→ **What you should do**: Identify the lines that contain the word "moon", then copy them.

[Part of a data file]

----------

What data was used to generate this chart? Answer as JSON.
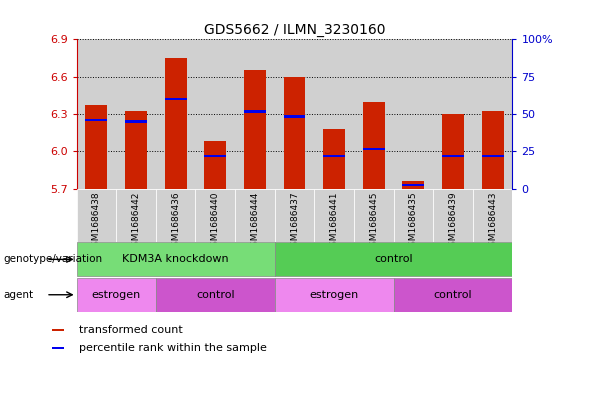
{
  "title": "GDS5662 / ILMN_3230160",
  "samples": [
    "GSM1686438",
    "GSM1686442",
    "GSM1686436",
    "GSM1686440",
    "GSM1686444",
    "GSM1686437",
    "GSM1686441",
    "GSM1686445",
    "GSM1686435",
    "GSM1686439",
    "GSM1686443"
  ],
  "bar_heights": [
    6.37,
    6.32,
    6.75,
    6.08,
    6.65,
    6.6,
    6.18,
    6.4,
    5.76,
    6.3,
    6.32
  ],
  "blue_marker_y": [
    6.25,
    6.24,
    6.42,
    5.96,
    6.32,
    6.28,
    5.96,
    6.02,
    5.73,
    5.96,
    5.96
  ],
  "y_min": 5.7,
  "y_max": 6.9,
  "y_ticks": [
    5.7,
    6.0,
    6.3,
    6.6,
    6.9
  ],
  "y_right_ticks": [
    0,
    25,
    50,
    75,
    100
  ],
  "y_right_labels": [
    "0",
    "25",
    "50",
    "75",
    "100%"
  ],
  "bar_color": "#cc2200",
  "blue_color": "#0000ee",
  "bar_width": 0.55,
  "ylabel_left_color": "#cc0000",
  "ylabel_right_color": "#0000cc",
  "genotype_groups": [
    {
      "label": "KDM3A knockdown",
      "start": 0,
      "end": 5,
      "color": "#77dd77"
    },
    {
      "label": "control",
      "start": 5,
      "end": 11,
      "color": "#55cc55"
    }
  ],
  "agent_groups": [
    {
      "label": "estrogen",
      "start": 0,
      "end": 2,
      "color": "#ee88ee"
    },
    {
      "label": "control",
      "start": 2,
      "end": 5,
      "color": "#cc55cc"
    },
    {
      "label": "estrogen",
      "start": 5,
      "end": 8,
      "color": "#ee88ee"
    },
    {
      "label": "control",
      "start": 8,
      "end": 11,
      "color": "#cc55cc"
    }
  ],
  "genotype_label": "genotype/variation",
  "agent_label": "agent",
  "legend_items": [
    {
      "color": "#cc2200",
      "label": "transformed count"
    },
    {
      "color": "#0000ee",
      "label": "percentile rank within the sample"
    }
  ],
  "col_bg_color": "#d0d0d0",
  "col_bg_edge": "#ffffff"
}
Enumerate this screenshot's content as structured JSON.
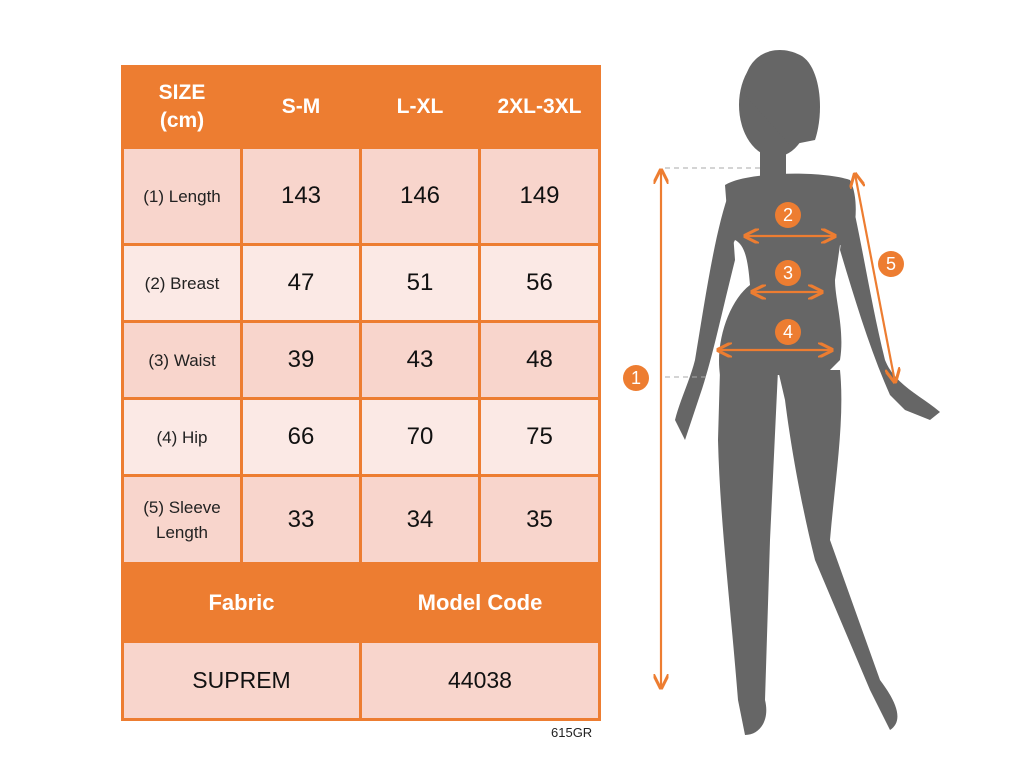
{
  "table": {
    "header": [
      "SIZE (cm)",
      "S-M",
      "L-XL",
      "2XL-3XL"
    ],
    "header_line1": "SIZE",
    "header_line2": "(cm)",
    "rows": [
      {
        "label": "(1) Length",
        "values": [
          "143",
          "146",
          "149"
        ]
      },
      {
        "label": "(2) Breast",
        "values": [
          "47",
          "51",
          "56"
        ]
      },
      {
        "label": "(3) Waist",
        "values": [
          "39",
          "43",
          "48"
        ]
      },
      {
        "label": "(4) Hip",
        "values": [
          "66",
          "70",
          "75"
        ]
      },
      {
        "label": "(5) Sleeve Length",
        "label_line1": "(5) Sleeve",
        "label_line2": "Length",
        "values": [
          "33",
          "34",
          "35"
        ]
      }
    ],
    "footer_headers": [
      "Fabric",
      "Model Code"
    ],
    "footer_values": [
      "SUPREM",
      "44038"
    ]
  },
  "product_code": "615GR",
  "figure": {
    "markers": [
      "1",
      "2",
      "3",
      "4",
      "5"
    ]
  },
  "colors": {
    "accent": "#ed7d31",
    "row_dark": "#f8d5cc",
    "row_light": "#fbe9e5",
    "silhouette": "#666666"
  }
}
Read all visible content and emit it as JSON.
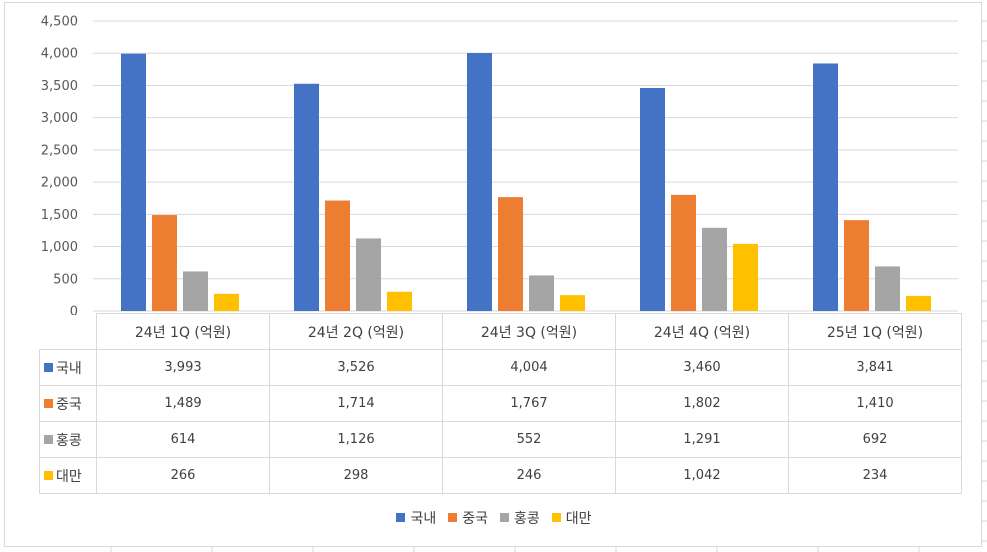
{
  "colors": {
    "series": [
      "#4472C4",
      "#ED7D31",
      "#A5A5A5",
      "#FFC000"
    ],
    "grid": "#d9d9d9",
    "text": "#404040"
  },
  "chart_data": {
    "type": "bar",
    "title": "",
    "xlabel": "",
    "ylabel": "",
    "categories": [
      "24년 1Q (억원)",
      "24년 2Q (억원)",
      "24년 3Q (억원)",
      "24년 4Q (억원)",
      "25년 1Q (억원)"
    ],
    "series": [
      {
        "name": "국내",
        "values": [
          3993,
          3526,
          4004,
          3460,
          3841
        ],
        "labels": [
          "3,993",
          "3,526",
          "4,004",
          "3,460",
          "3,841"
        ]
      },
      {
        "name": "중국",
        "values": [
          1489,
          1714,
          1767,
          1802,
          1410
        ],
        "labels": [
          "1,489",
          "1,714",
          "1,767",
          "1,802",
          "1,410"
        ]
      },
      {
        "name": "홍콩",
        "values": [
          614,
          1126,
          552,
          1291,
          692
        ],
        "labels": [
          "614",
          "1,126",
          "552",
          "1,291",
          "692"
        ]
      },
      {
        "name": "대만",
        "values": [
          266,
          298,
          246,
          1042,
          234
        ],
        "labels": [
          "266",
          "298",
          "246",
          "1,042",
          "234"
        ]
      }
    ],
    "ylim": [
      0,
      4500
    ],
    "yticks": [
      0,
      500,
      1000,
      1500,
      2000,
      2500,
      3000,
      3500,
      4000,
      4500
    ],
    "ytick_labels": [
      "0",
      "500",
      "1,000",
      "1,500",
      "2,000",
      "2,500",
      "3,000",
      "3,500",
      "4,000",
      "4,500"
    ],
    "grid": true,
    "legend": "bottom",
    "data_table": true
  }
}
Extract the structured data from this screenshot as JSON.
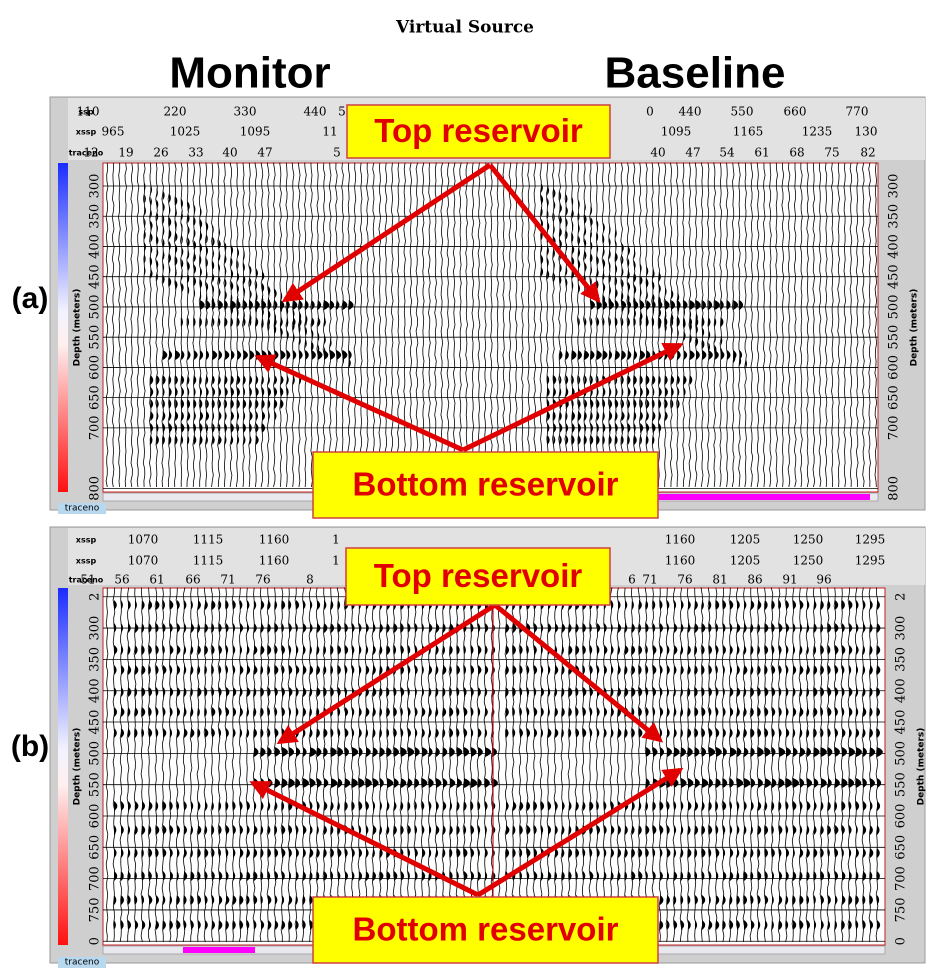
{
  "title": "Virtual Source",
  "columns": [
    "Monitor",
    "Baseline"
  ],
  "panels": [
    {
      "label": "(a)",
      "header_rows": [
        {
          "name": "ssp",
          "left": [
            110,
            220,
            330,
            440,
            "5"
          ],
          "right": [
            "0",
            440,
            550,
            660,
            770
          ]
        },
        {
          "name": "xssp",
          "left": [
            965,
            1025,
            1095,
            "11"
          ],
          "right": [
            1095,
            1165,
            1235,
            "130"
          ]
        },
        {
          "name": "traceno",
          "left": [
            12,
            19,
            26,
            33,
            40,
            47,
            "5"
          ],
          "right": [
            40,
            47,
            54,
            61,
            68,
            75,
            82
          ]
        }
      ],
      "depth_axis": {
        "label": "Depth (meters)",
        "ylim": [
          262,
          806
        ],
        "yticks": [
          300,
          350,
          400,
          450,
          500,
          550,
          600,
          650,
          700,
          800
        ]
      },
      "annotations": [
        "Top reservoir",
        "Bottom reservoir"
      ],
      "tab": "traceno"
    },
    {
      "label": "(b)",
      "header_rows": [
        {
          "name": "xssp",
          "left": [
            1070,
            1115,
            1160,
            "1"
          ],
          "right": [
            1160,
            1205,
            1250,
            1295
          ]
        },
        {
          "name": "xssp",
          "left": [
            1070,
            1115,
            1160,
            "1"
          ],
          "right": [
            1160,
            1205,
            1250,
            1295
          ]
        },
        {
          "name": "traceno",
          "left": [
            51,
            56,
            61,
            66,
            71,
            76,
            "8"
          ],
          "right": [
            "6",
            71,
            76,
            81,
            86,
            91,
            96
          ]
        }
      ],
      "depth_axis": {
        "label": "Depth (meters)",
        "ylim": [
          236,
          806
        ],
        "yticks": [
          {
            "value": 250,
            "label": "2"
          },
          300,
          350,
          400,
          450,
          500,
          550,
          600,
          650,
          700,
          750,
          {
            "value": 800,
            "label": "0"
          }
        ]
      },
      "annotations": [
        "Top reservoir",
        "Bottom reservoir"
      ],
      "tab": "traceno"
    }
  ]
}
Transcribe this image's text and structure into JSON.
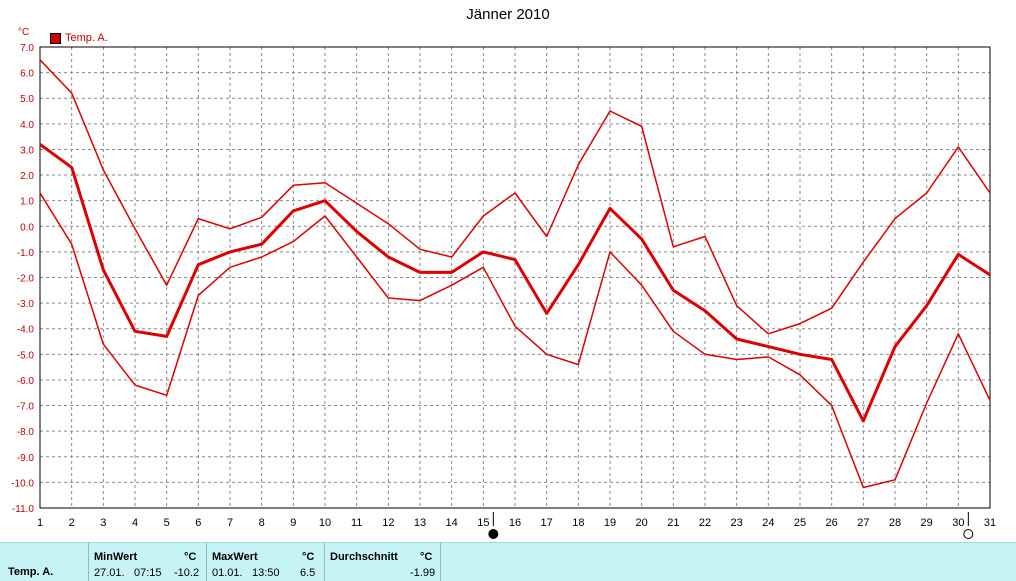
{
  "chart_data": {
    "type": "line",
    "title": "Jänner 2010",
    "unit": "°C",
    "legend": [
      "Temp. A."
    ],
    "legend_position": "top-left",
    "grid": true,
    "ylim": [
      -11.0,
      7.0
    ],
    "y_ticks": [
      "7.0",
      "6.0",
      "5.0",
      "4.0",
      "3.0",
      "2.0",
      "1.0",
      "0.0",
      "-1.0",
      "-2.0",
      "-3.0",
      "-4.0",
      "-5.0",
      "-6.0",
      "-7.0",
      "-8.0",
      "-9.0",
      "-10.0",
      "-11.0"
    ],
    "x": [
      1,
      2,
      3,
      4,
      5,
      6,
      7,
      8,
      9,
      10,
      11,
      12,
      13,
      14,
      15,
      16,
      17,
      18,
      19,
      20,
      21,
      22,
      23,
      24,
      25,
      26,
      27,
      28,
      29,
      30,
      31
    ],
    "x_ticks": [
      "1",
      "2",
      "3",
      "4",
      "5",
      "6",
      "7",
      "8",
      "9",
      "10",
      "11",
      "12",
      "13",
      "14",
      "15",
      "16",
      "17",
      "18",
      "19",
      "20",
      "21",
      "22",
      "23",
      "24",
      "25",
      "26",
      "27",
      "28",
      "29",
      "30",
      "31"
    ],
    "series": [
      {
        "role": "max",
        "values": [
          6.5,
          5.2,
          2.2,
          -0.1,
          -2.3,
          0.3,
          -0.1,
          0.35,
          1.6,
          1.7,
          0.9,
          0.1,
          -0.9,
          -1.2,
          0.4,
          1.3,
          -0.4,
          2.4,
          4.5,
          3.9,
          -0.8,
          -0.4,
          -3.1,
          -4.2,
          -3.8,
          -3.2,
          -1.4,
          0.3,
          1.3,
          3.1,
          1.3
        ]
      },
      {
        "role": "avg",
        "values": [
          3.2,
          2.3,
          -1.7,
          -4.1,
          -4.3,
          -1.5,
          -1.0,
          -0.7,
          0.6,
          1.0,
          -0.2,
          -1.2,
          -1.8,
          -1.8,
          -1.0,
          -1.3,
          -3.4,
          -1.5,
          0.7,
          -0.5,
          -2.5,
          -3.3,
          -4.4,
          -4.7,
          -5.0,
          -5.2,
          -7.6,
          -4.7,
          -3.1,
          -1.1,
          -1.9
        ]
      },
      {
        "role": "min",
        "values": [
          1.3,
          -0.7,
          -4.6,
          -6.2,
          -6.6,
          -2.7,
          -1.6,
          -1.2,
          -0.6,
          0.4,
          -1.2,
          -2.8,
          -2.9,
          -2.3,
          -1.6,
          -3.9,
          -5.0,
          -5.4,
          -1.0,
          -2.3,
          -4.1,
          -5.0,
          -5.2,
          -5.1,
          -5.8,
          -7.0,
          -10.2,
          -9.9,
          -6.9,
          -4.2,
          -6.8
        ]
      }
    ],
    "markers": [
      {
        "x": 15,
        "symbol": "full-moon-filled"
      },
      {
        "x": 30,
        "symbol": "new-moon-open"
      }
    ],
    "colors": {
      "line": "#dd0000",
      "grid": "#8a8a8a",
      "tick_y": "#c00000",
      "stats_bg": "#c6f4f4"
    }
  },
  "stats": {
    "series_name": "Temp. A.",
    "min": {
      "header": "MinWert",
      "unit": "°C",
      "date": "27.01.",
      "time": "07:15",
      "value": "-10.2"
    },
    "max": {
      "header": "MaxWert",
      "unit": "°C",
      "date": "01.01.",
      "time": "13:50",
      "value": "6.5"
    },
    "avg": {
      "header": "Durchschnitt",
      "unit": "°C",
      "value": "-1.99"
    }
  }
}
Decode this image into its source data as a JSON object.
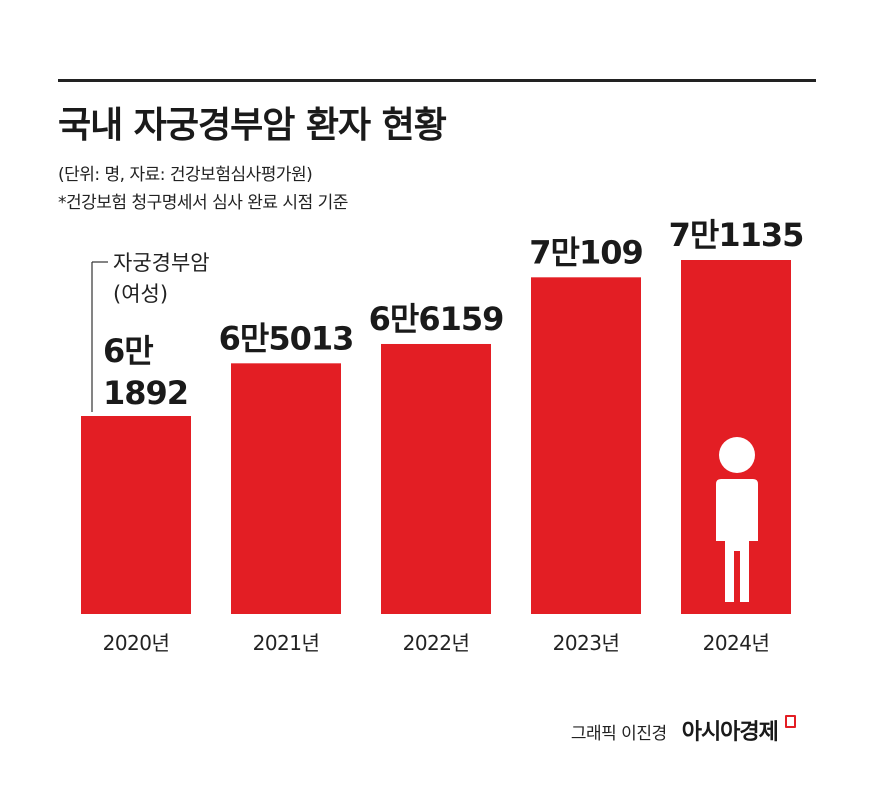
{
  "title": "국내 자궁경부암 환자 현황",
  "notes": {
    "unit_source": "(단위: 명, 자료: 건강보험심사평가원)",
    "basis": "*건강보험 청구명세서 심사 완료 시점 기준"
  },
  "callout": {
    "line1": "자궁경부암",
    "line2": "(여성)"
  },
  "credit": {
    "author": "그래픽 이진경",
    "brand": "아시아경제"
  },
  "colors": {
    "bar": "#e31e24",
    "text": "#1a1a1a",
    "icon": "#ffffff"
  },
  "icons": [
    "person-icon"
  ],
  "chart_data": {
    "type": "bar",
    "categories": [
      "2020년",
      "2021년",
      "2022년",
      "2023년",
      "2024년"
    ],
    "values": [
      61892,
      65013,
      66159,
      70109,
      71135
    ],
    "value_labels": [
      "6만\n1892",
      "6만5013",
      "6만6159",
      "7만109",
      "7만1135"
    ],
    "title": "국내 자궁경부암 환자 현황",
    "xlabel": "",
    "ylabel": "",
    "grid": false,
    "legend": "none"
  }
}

----------

→ **Written solution**:
        "symbol": "full-moon-filled"
        "symbol": "new-moon-open"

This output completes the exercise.